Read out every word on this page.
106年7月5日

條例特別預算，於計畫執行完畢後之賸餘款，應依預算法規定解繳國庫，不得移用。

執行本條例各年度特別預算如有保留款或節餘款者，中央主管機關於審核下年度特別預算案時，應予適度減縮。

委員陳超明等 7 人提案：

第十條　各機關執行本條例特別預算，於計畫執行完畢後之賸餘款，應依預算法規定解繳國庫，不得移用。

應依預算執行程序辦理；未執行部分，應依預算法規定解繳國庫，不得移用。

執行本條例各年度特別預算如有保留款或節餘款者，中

------------------------------------------------------------------------

** What is required **
Nothing should be left out: return all of the records exactly.

** Problem solution **
Read out every word on this page.
106年7月5日

條例特別預算，於計畫執行完畢後之賸餘款，應依預算法規定解繳國庫，不得移用。

執行本條例各年度特別預算如有保留款或節餘款者，中央主管機關於審核下年度特別預算案時，應予適度減縮。

委員陳超明等 7 人提案：

第十條　各機關執行本條例特別預算，於計畫執行完畢後之賸餘款，應依預算法規定解繳國庫，不得移用。

應依預算執行程序辦理；未執行部分，應依預算法規定解繳國庫，不得移用。

執行本條例各年度特別預算如有保留款或節餘款者，中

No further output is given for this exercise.